**Data excerpts**
------------------------------------------------------------

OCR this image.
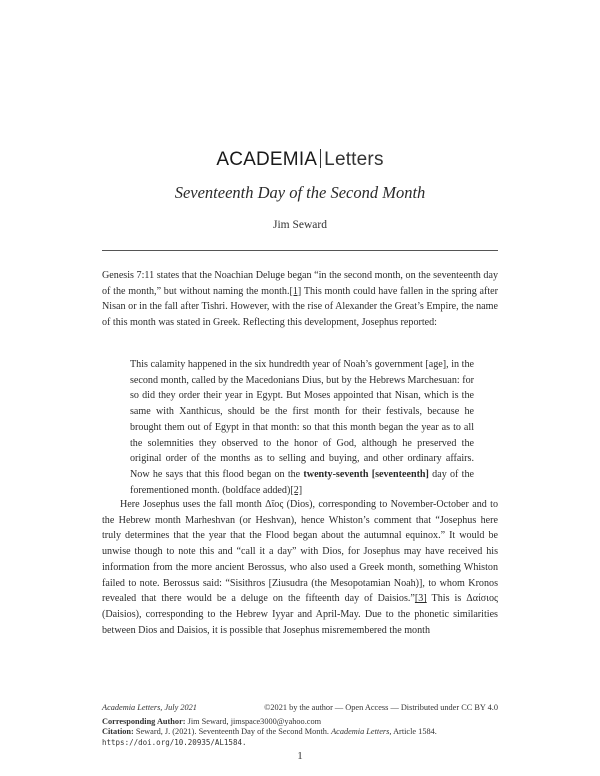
ACADEMIA Letters
Seventeenth Day of the Second Month
Jim Seward

Genesis 7:11 states that the Noachian Deluge began “in the second month, on the seventeenth day of the month,” but without naming the month.[1] This month could have fallen in the spring after Nisan or in the fall after Tishri. However, with the rise of Alexander the Great’s Empire, the name of this month was stated in Greek. Reflecting this development, Josephus reported:

This calamity happened in the six hundredth year of Noah’s government [age], in the second month, called by the Macedonians Dius, but by the Hebrews Marchesuan: for so did they order their year in Egypt. But Moses appointed that Nisan, which is the same with Xanthicus, should be the first month for their festivals, because he brought them out of Egypt in that month: so that this month began the year as to all the solemnities they observed to the honor of God, although he preserved the original order of the months as to selling and buying, and other ordinary affairs. Now he says that this flood began on the twenty-seventh [seventeenth] day of the forementioned month. (boldface added)[2]

Here Josephus uses the fall month Δῖος (Dios), corresponding to November-October and to the Hebrew month Marheshvan (or Heshvan), hence Whiston’s comment that “Josephus here truly determines that the year that the Flood began about the autumnal equinox.” It would be unwise though to note this and “call it a day” with Dios, for Josephus may have received his information from the more ancient Berossus, who also used a Greek month, something Whiston failed to note. Berossus said: “Sisithros [Ziusudra (the Mesopotamian Noah)], to whom Kronos revealed that there would be a deluge on the fifteenth day of Daisios.”[3] This is Δαίσιος (Daisios), corresponding to the Hebrew Iyyar and April-May. Due to the phonetic similarities between Dios and Daisios, it is possible that Josephus misremembered the month

Academia Letters, July 2021	©2021 by the author — Open Access — Distributed under CC BY 4.0
Corresponding Author: Jim Seward, jimspace3000@yahoo.com
Citation: Seward, J. (2021). Seventeenth Day of the Second Month. Academia Letters, Article 1584.
https://doi.org/10.20935/AL1584.
1
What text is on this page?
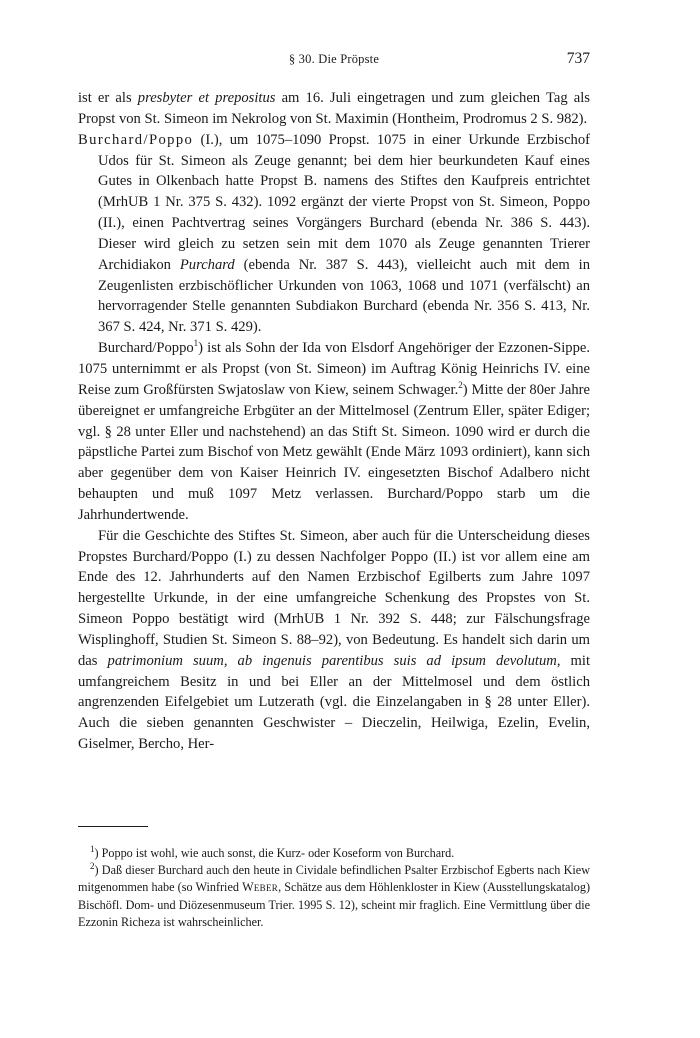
§ 30. Die Pröpste	737

ist er als presbyter et prepositus am 16. Juli eingetragen und zum gleichen Tag als Propst von St. Simeon im Nekrolog von St. Maximin (Hontheim, Prodromus 2 S. 982).

Burchard/Poppo (I.), um 1075–1090 Propst. 1075 in einer Urkunde Erzbischof Udos für St. Simeon als Zeuge genannt; bei dem hier beurkundeten Kauf eines Gutes in Olkenbach hatte Propst B. namens des Stiftes den Kaufpreis entrichtet (MrhUB 1 Nr. 375 S. 432). 1092 ergänzt der vierte Propst von St. Simeon, Poppo (II.), einen Pachtvertrag seines Vorgängers Burchard (ebenda Nr. 386 S. 443). Dieser wird gleich zu setzen sein mit dem 1070 als Zeuge genannten Trierer Archidiakon Purchard (ebenda Nr. 387 S. 443), vielleicht auch mit dem in Zeugenlisten erzbischöflicher Urkunden von 1063, 1068 und 1071 (verfälscht) an hervorragender Stelle genannten Subdiakon Burchard (ebenda Nr. 356 S. 413, Nr. 367 S. 424, Nr. 371 S. 429).

Burchard/Poppo$^1$) ist als Sohn der Ida von Elsdorf Angehöriger der Ezzonen-Sippe. 1075 unternimmt er als Propst (von St. Simeon) im Auftrag König Heinrichs IV. eine Reise zum Großfürsten Swjatoslaw von Kiew, seinem Schwager.$^2$) Mitte der 80er Jahre übereignet er umfangreiche Erbgüter an der Mittelmosel (Zentrum Eller, später Ediger; vgl. § 28 unter Eller und nachstehend) an das Stift St. Simeon. 1090 wird er durch die päpstliche Partei zum Bischof von Metz gewählt (Ende März 1093 ordiniert), kann sich aber gegenüber dem von Kaiser Heinrich IV. eingesetzten Bischof Adalbero nicht behaupten und muß 1097 Metz verlassen. Burchard/Poppo starb um die Jahrhundertwende.

Für die Geschichte des Stiftes St. Simeon, aber auch für die Unterscheidung dieses Propstes Burchard/Poppo (I.) zu dessen Nachfolger Poppo (II.) ist vor allem eine am Ende des 12. Jahrhunderts auf den Namen Erzbischof Egilberts zum Jahre 1097 hergestellte Urkunde, in der eine umfangreiche Schenkung des Propstes von St. Simeon Poppo bestätigt wird (MrhUB 1 Nr. 392 S. 448; zur Fälschungsfrage Wisplinghoff, Studien St. Simeon S. 88–92), von Bedeutung. Es handelt sich darin um das patrimonium suum, ab ingenuis parentibus suis ad ipsum devolutum, mit umfangreichem Besitz in und bei Eller an der Mittelmosel und dem östlich angrenzenden Eifelgebiet um Lutzerath (vgl. die Einzelangaben in § 28 unter Eller). Auch die sieben genannten Geschwister – Dieczelin, Heilwiga, Ezelin, Evelin, Giselmer, Bercho, Her-

$^1$) Poppo ist wohl, wie auch sonst, die Kurz- oder Koseform von Burchard.

$^2$) Daß dieser Burchard auch den heute in Cividale befindlichen Psalter Erzbischof Egberts nach Kiew mitgenommen habe (so Winfried Weber, Schätze aus dem Höhlenkloster in Kiew (Ausstellungskatalog) Bischöfl. Dom- und Diözesenmuseum Trier. 1995 S. 12), scheint mir fraglich. Eine Vermittlung über die Ezzonin Richeza ist wahrscheinlicher.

------------------------------------------------------------

**HOW TO COMPLETE THIS TASK**
Apart from the pictures, repeat every entry exactly.

**TASK RESULT**
OCR this image.
ACADEMIA Letters
Seventeenth Day of the Second Month
Jim Seward

Genesis 7:11 states that the Noachian Deluge began “in the second month, on the seventeenth day of the month,” but without naming the month.[1] This month could have fallen in the spring after Nisan or in the fall after Tishri. However, with the rise of Alexander the Great’s Empire, the name of this month was stated in Greek. Reflecting this development, Josephus reported:

This calamity happened in the six hundredth year of Noah’s government [age], in the second month, called by the Macedonians Dius, but by the Hebrews Marchesuan: for so did they order their year in Egypt. But Moses appointed that Nisan, which is the same with Xanthicus, should be the first month for their festivals, because he brought them out of Egypt in that month: so that this month began the year as to all the solemnities they observed to the honor of God, although he preserved the original order of the months as to selling and buying, and other ordinary affairs. Now he says that this flood began on the twenty-seventh [seventeenth] day of the forementioned month. (boldface added)[2]

Here Josephus uses the fall month Δῖος (Dios), corresponding to November-October and to the Hebrew month Marheshvan (or Heshvan), hence Whiston’s comment that “Josephus here truly determines that the year that the Flood began about the autumnal equinox.” It would be unwise though to note this and “call it a day” with Dios, for Josephus may have received his information from the more ancient Berossus, who also used a Greek month, something Whiston failed to note. Berossus said: “Sisithros [Ziusudra (the Mesopotamian Noah)], to whom Kronos revealed that there would be a deluge on the fifteenth day of Daisios.”[3] This is Δαίσιος (Daisios), corresponding to the Hebrew Iyyar and April-May. Due to the phonetic similarities between Dios and Daisios, it is possible that Josephus misremembered the month

Academia Letters, July 2021	©2021 by the author — Open Access — Distributed under CC BY 4.0
Corresponding Author: Jim Seward, jimspace3000@yahoo.com
Citation: Seward, J. (2021). Seventeenth Day of the Second Month. Academia Letters, Article 1584.
https://doi.org/10.20935/AL1584.
1
What text is on this page?
§ 30. Die Pröpste	737

ist er als presbyter et prepositus am 16. Juli eingetragen und zum gleichen Tag als Propst von St. Simeon im Nekrolog von St. Maximin (Hontheim, Prodromus 2 S. 982).

Burchard/Poppo (I.), um 1075–1090 Propst. 1075 in einer Urkunde Erzbischof Udos für St. Simeon als Zeuge genannt; bei dem hier beurkundeten Kauf eines Gutes in Olkenbach hatte Propst B. namens des Stiftes den Kaufpreis entrichtet (MrhUB 1 Nr. 375 S. 432). 1092 ergänzt der vierte Propst von St. Simeon, Poppo (II.), einen Pachtvertrag seines Vorgängers Burchard (ebenda Nr. 386 S. 443). Dieser wird gleich zu setzen sein mit dem 1070 als Zeuge genannten Trierer Archidiakon Purchard (ebenda Nr. 387 S. 443), vielleicht auch mit dem in Zeugenlisten erzbischöflicher Urkunden von 1063, 1068 und 1071 (verfälscht) an hervorragender Stelle genannten Subdiakon Burchard (ebenda Nr. 356 S. 413, Nr. 367 S. 424, Nr. 371 S. 429).

Burchard/Poppo$^1$) ist als Sohn der Ida von Elsdorf Angehöriger der Ezzonen-Sippe. 1075 unternimmt er als Propst (von St. Simeon) im Auftrag König Heinrichs IV. eine Reise zum Großfürsten Swjatoslaw von Kiew, seinem Schwager.$^2$) Mitte der 80er Jahre übereignet er umfangreiche Erbgüter an der Mittelmosel (Zentrum Eller, später Ediger; vgl. § 28 unter Eller und nachstehend) an das Stift St. Simeon. 1090 wird er durch die päpstliche Partei zum Bischof von Metz gewählt (Ende März 1093 ordiniert), kann sich aber gegenüber dem von Kaiser Heinrich IV. eingesetzten Bischof Adalbero nicht behaupten und muß 1097 Metz verlassen. Burchard/Poppo starb um die Jahrhundertwende.

Für die Geschichte des Stiftes St. Simeon, aber auch für die Unterscheidung dieses Propstes Burchard/Poppo (I.) zu dessen Nachfolger Poppo (II.) ist vor allem eine am Ende des 12. Jahrhunderts auf den Namen Erzbischof Egilberts zum Jahre 1097 hergestellte Urkunde, in der eine umfangreiche Schenkung des Propstes von St. Simeon Poppo bestätigt wird (MrhUB 1 Nr. 392 S. 448; zur Fälschungsfrage Wisplinghoff, Studien St. Simeon S. 88–92), von Bedeutung. Es handelt sich darin um das patrimonium suum, ab ingenuis parentibus suis ad ipsum devolutum, mit umfangreichem Besitz in und bei Eller an der Mittelmosel und dem östlich angrenzenden Eifelgebiet um Lutzerath (vgl. die Einzelangaben in § 28 unter Eller). Auch die sieben genannten Geschwister – Dieczelin, Heilwiga, Ezelin, Evelin, Giselmer, Bercho, Her-

$^1$) Poppo ist wohl, wie auch sonst, die Kurz- oder Koseform von Burchard.

$^2$) Daß dieser Burchard auch den heute in Cividale befindlichen Psalter Erzbischof Egberts nach Kiew mitgenommen habe (so Winfried Weber, Schätze aus dem Höhlenkloster in Kiew (Ausstellungskatalog) Bischöfl. Dom- und Diözesenmuseum Trier. 1995 S. 12), scheint mir fraglich. Eine Vermittlung über die Ezzonin Richeza ist wahrscheinlicher.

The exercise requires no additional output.